Collected data
═══

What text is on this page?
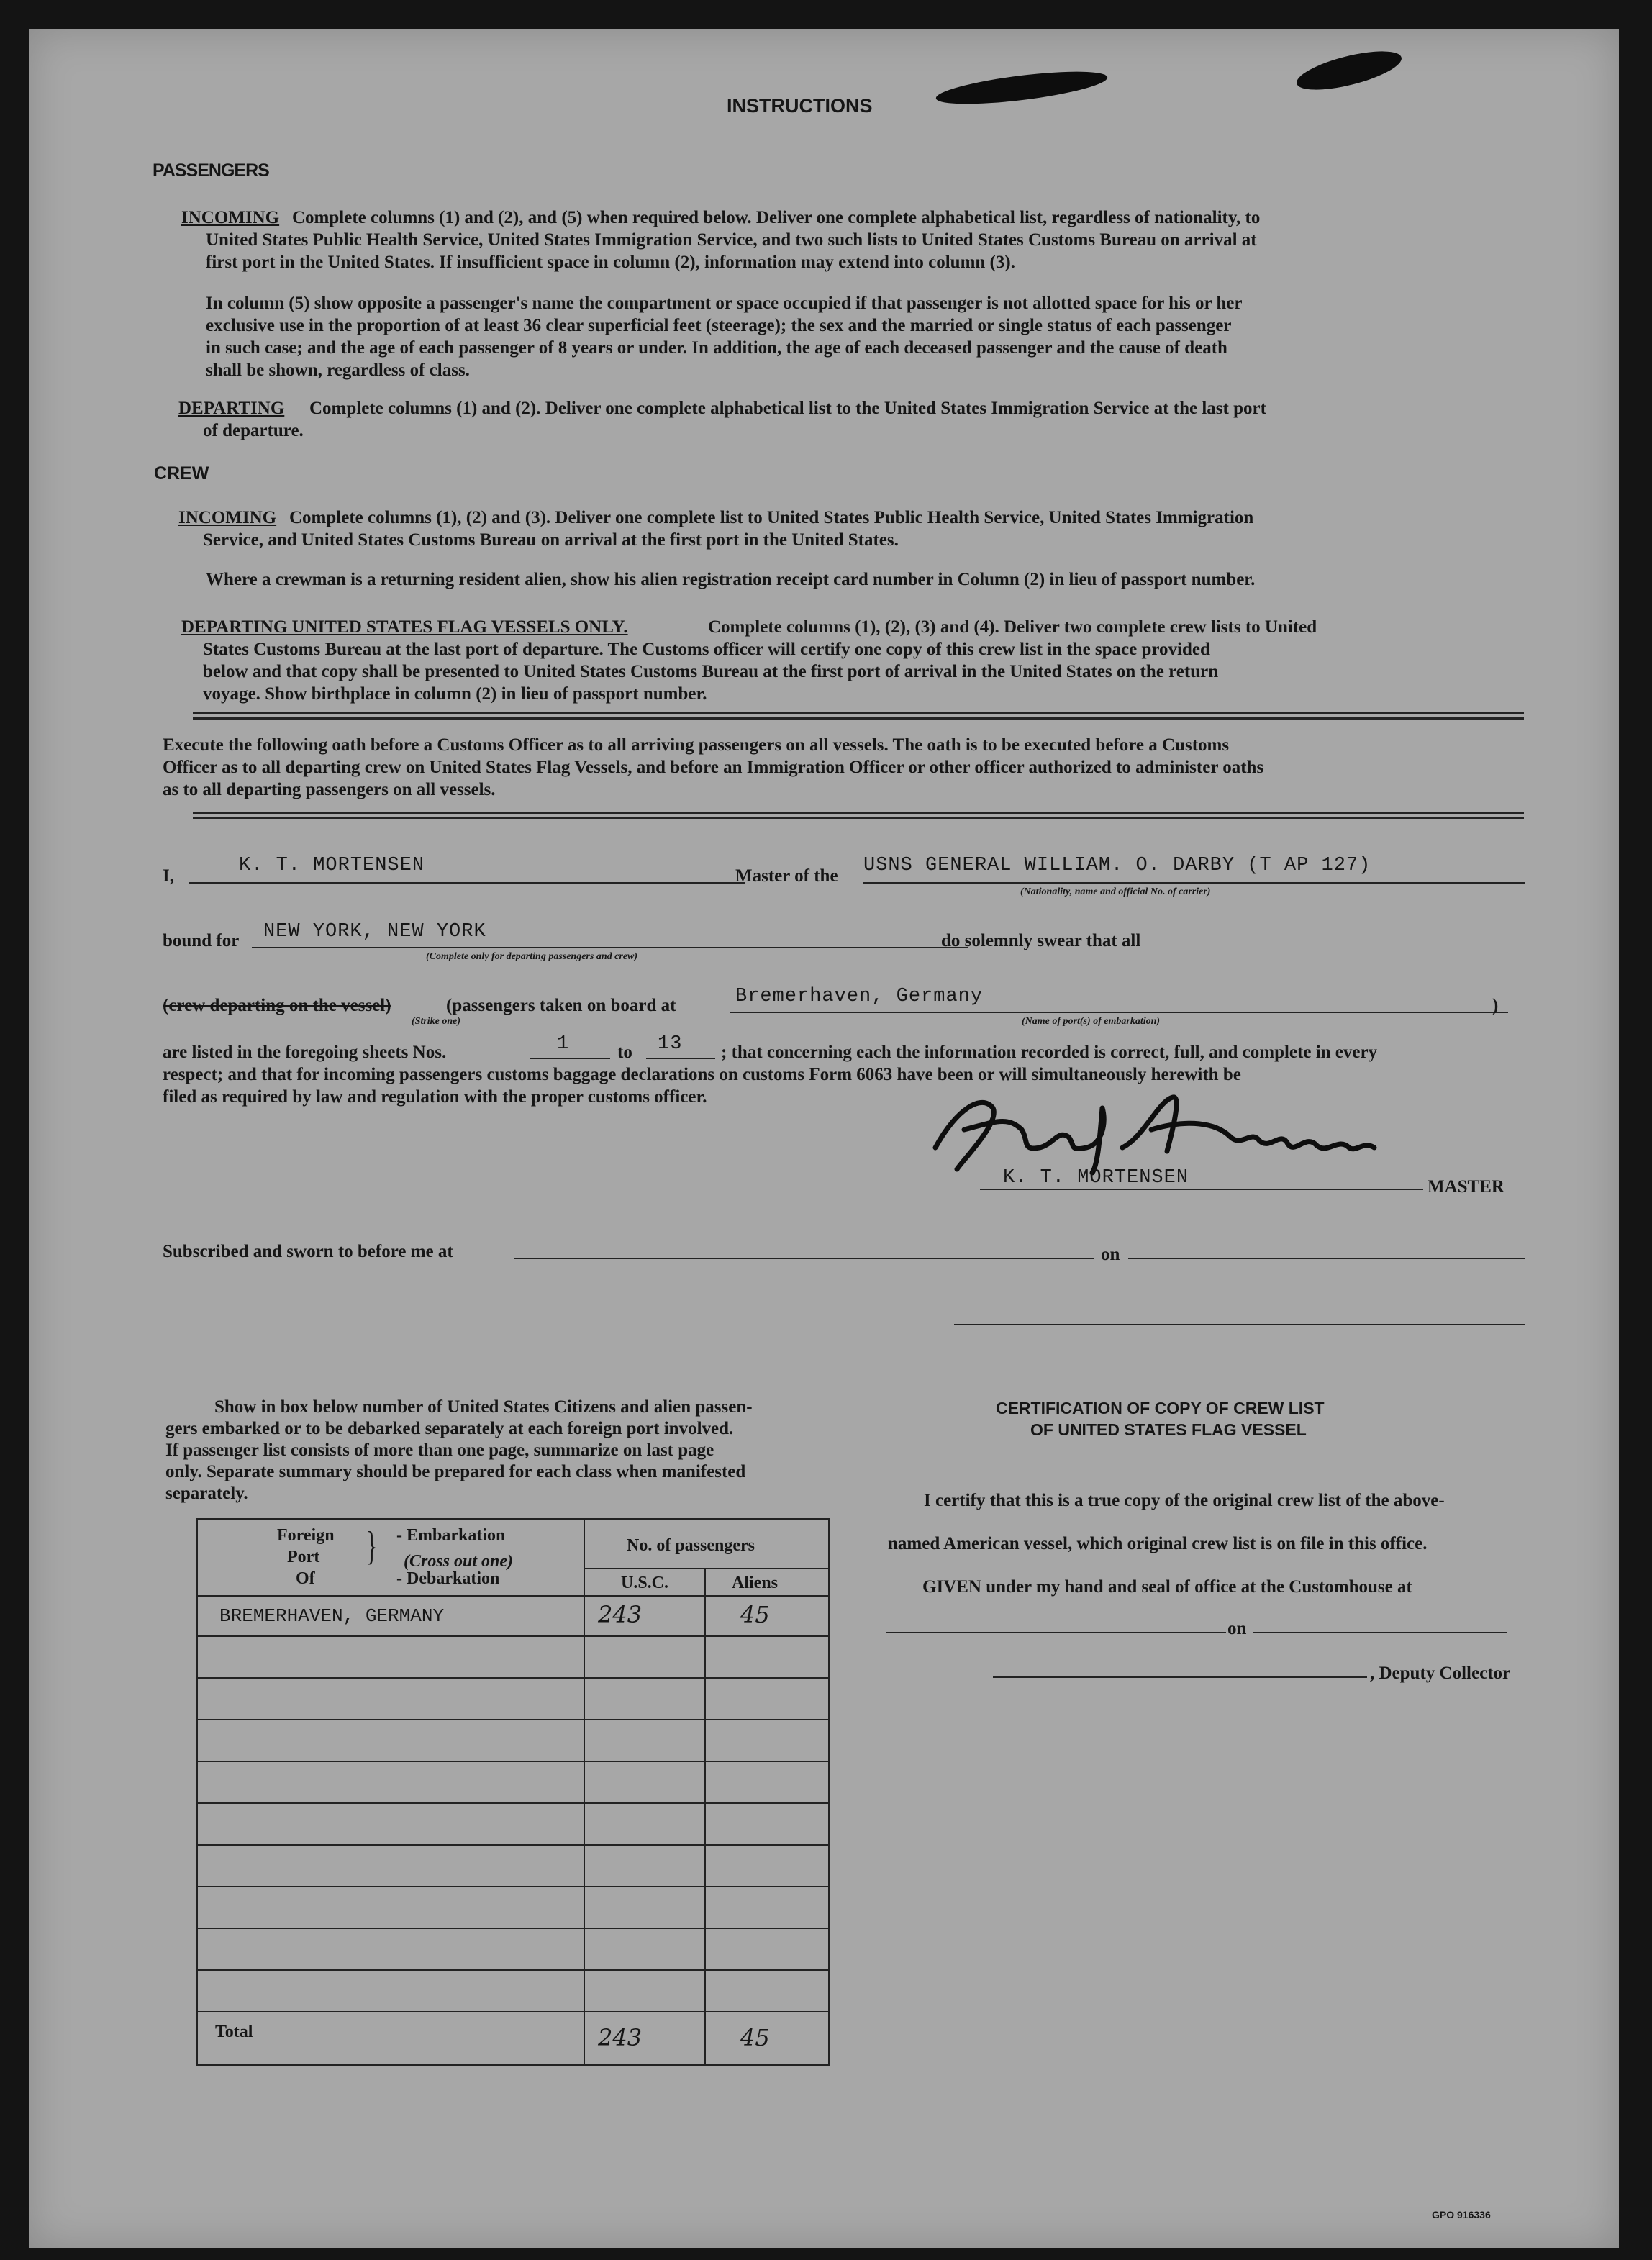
INSTRUCTIONS
PASSENGERS
INCOMING Complete columns (1) and (2), and (5) when required below. Deliver one complete alphabetical list, regardless of nationality, to
United States Public Health Service, United States Immigration Service, and two such lists to United States Customs Bureau on arrival at
first port in the United States. If insufficient space in column (2), information may extend into column (3).
In column (5) show opposite a passenger's name the compartment or space occupied if that passenger is not allotted space for his or her
exclusive use in the proportion of at least 36 clear superficial feet (steerage); the sex and the married or single status of each passenger
in such case; and the age of each passenger of 8 years or under. In addition, the age of each deceased passenger and the cause of death
shall be shown, regardless of class.
DEPARTING Complete columns (1) and (2). Deliver one complete alphabetical list to the United States Immigration Service at the last port
of departure.
CREW
INCOMING Complete columns (1), (2) and (3). Deliver one complete list to United States Public Health Service, United States Immigration
Service, and United States Customs Bureau on arrival at the first port in the United States.
Where a crewman is a returning resident alien, show his alien registration receipt card number in Column (2) in lieu of passport number.
DEPARTING UNITED STATES FLAG VESSELS ONLY.	Complete columns (1), (2), (3) and (4). Deliver two complete crew lists to United
States Customs Bureau at the last port of departure. The Customs officer will certify one copy of this crew list in the space provided
below and that copy shall be presented to United States Customs Bureau at the first port of arrival in the United States on the return
voyage. Show birthplace in column (2) in lieu of passport number.
Execute the following oath before a Customs Officer as to all arriving passengers on all vessels. The oath is to be executed before a Customs
Officer as to all departing crew on United States Flag Vessels, and before an Immigration Officer or other officer authorized to administer oaths
as to all departing passengers on all vessels.
I,	K. T. MORTENSEN	Master of the USNS GENERAL WILLIAM. O. DARBY (T AP 127)
(Nationality, name and official No. of carrier)
bound for NEW YORK, NEW YORK
(Complete only for departing passengers and crew)
do solemnly swear that all
(crew departing on the vessel)	(passengers taken on board at	Bremerhaven, Germany	)
(Strike one)	(Name of port(s) of embarkation)
are listed in the foregoing sheets Nos.	1	to 13 ; that concerning each the information recorded is correct, full, and complete in every
respect; and that for incoming passengers customs baggage declarations on customs Form 6063 have been or will simultaneously herewith be
filed as required by law and regulation with the proper customs officer.
K. T. MORTENSEN	MASTER
Subscribed and sworn to before me at	on
Show in box below number of United States Citizens and alien passen-
gers embarked or to be debarked separately at each foreign port involved.
If passenger list consists of more than one page, summarize on last page
only. Separate summary should be prepared for each class when manifested
separately.
Foreign
Port
Of
} - Embarkation
(Cross out one)
- Debarkation
No. of passengers
U.S.C.	Aliens
BREMERHAVEN, GERMANY	243	45
Total	243	45
CERTIFICATION OF COPY OF CREW LIST
OF UNITED STATES FLAG VESSEL
I certify that this is a true copy of the original crew list of the above-
named American vessel, which original crew list is on file in this office.
GIVEN under my hand and seal of office at the Customhouse at
on
, Deputy Collector
GPO 916336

═══

- [Short problem]: Look through the entries and find each line that has the string "Immigration". Copy those lines.

- [Exercise answer]:
United States Public Health Service, United States Immigration Service, and two such lists to United States Customs Bureau on arrival at
DEPARTING Complete columns (1) and (2). Deliver one complete alphabetical list to the United States Immigration Service at the last port
INCOMING Complete columns (1), (2) and (3). Deliver one complete list to United States Public Health Service, United States Immigration
Officer as to all departing crew on United States Flag Vessels, and before an Immigration Officer or other officer authorized to administer oaths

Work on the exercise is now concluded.